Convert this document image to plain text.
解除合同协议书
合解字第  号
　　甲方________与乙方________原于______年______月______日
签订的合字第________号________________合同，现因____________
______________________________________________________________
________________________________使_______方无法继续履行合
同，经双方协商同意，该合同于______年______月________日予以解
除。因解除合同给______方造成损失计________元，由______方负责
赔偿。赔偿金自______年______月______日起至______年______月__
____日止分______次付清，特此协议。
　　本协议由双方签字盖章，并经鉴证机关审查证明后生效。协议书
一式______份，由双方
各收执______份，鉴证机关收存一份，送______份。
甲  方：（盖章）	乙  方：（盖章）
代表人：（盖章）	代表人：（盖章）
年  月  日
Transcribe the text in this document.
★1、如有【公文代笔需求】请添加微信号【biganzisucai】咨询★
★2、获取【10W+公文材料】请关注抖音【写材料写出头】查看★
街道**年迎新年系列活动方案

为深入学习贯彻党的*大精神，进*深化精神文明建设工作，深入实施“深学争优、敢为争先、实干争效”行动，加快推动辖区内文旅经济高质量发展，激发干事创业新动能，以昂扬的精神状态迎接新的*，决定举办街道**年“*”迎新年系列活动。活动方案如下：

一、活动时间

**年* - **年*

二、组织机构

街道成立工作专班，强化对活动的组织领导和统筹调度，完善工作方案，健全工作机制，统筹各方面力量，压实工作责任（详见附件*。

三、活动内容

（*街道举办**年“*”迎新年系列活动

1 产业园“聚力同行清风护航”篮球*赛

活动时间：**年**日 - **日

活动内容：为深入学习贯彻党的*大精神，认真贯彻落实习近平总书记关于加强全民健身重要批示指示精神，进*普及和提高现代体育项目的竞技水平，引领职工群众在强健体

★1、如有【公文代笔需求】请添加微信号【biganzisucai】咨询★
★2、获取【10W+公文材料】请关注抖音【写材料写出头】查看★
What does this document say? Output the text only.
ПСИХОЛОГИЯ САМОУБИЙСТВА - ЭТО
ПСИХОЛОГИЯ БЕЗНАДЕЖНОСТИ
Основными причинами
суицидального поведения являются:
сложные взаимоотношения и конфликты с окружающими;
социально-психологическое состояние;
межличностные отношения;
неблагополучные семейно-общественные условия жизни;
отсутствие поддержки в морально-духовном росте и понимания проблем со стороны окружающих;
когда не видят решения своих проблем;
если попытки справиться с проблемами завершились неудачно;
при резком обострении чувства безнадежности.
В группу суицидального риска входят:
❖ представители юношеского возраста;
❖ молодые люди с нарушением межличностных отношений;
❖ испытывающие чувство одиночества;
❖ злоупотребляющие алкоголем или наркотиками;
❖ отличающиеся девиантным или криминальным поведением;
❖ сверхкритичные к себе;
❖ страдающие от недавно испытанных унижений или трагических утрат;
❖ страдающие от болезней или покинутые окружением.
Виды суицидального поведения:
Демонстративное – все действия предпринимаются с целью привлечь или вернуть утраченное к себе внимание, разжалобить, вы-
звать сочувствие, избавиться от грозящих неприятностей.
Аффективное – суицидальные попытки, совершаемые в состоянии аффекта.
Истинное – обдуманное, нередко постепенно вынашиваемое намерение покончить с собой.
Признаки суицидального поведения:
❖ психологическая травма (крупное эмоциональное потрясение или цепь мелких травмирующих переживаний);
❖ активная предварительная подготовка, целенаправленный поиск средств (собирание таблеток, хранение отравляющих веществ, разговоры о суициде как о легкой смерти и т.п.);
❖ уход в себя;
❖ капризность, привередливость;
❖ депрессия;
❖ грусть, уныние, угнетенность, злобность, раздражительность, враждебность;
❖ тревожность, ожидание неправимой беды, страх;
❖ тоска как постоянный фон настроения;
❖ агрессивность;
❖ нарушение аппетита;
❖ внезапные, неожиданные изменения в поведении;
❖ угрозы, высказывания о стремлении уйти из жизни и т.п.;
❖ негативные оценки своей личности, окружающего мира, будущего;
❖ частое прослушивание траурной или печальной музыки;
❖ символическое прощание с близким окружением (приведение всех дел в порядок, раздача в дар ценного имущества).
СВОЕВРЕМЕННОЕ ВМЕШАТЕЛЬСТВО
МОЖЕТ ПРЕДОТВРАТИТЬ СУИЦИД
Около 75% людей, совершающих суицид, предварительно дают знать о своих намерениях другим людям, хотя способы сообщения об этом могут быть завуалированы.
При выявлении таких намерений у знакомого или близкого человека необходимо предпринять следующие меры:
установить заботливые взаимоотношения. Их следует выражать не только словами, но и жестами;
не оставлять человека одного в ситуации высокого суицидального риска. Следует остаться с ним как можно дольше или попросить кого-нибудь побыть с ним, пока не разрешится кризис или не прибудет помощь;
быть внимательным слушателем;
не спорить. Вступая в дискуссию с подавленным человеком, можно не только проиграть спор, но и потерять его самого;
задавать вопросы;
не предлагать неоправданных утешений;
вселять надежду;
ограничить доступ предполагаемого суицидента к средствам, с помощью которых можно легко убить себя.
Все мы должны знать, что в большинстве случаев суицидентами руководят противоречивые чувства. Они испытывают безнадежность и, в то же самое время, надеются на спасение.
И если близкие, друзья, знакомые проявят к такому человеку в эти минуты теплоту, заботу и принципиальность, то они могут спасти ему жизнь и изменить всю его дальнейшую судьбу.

> **Directions**:
Output the lines above verbatim and in full.

> **Written solution**:
Convert this document image to plain text.
解除合同协议书
合解字第  号
　　甲方________与乙方________原于______年______月______日
签订的合字第________号________________合同，现因____________
______________________________________________________________
________________________________使_______方无法继续履行合
同，经双方协商同意，该合同于______年______月________日予以解
除。因解除合同给______方造成损失计________元，由______方负责
赔偿。赔偿金自______年______月______日起至______年______月__
____日止分______次付清，特此协议。
　　本协议由双方签字盖章，并经鉴证机关审查证明后生效。协议书
一式______份，由双方
各收执______份，鉴证机关收存一份，送______份。
甲  方：（盖章）	乙  方：（盖章）
代表人：（盖章）	代表人：（盖章）
年  月  日
Transcribe the text in this document.
★1、如有【公文代笔需求】请添加微信号【biganzisucai】咨询★
★2、获取【10W+公文材料】请关注抖音【写材料写出头】查看★
街道**年迎新年系列活动方案

为深入学习贯彻党的*大精神，进*深化精神文明建设工作，深入实施“深学争优、敢为争先、实干争效”行动，加快推动辖区内文旅经济高质量发展，激发干事创业新动能，以昂扬的精神状态迎接新的*，决定举办街道**年“*”迎新年系列活动。活动方案如下：

一、活动时间

**年* - **年*

二、组织机构

街道成立工作专班，强化对活动的组织领导和统筹调度，完善工作方案，健全工作机制，统筹各方面力量，压实工作责任（详见附件*。

三、活动内容

（*街道举办**年“*”迎新年系列活动

1 产业园“聚力同行清风护航”篮球*赛

活动时间：**年**日 - **日

活动内容：为深入学习贯彻党的*大精神，认真贯彻落实习近平总书记关于加强全民健身重要批示指示精神，进*普及和提高现代体育项目的竞技水平，引领职工群众在强健体

★1、如有【公文代笔需求】请添加微信号【biganzisucai】咨询★
★2、获取【10W+公文材料】请关注抖音【写材料写出头】查看★
What does this document say? Output the text only.
ПСИХОЛОГИЯ САМОУБИЙСТВА - ЭТО
ПСИХОЛОГИЯ БЕЗНАДЕЖНОСТИ
Основными причинами
суицидального поведения являются:
сложные взаимоотношения и конфликты с окружающими;
социально-психологическое состояние;
межличностные отношения;
неблагополучные семейно-общественные условия жизни;
отсутствие поддержки в морально-духовном росте и понимания проблем со стороны окружающих;
когда не видят решения своих проблем;
если попытки справиться с проблемами завершились неудачно;
при резком обострении чувства безнадежности.
В группу суицидального риска входят:
❖ представители юношеского возраста;
❖ молодые люди с нарушением межличностных отношений;
❖ испытывающие чувство одиночества;
❖ злоупотребляющие алкоголем или наркотиками;
❖ отличающиеся девиантным или криминальным поведением;
❖ сверхкритичные к себе;
❖ страдающие от недавно испытанных унижений или трагических утрат;
❖ страдающие от болезней или покинутые окружением.
Виды суицидального поведения:
Демонстративное – все действия предпринимаются с целью привлечь или вернуть утраченное к себе внимание, разжалобить, вы-
звать сочувствие, избавиться от грозящих неприятностей.
Аффективное – суицидальные попытки, совершаемые в состоянии аффекта.
Истинное – обдуманное, нередко постепенно вынашиваемое намерение покончить с собой.
Признаки суицидального поведения:
❖ психологическая травма (крупное эмоциональное потрясение или цепь мелких травмирующих переживаний);
❖ активная предварительная подготовка, целенаправленный поиск средств (собирание таблеток, хранение отравляющих веществ, разговоры о суициде как о легкой смерти и т.п.);
❖ уход в себя;
❖ капризность, привередливость;
❖ депрессия;
❖ грусть, уныние, угнетенность, злобность, раздражительность, враждебность;
❖ тревожность, ожидание неправимой беды, страх;
❖ тоска как постоянный фон настроения;
❖ агрессивность;
❖ нарушение аппетита;
❖ внезапные, неожиданные изменения в поведении;
❖ угрозы, высказывания о стремлении уйти из жизни и т.п.;
❖ негативные оценки своей личности, окружающего мира, будущего;
❖ частое прослушивание траурной или печальной музыки;
❖ символическое прощание с близким окружением (приведение всех дел в порядок, раздача в дар ценного имущества).
СВОЕВРЕМЕННОЕ ВМЕШАТЕЛЬСТВО
МОЖЕТ ПРЕДОТВРАТИТЬ СУИЦИД
Около 75% людей, совершающих суицид, предварительно дают знать о своих намерениях другим людям, хотя способы сообщения об этом могут быть завуалированы.
При выявлении таких намерений у знакомого или близкого человека необходимо предпринять следующие меры:
установить заботливые взаимоотношения. Их следует выражать не только словами, но и жестами;
не оставлять человека одного в ситуации высокого суицидального риска. Следует остаться с ним как можно дольше или попросить кого-нибудь побыть с ним, пока не разрешится кризис или не прибудет помощь;
быть внимательным слушателем;
не спорить. Вступая в дискуссию с подавленным человеком, можно не только проиграть спор, но и потерять его самого;
задавать вопросы;
не предлагать неоправданных утешений;
вселять надежду;
ограничить доступ предполагаемого суицидента к средствам, с помощью которых можно легко убить себя.
Все мы должны знать, что в большинстве случаев суицидентами руководят противоречивые чувства. Они испытывают безнадежность и, в то же самое время, надеются на спасение.
И если близкие, друзья, знакомые проявят к такому человеку в эти минуты теплоту, заботу и принципиальность, то они могут спасти ему жизнь и изменить всю его дальнейшую судьбу.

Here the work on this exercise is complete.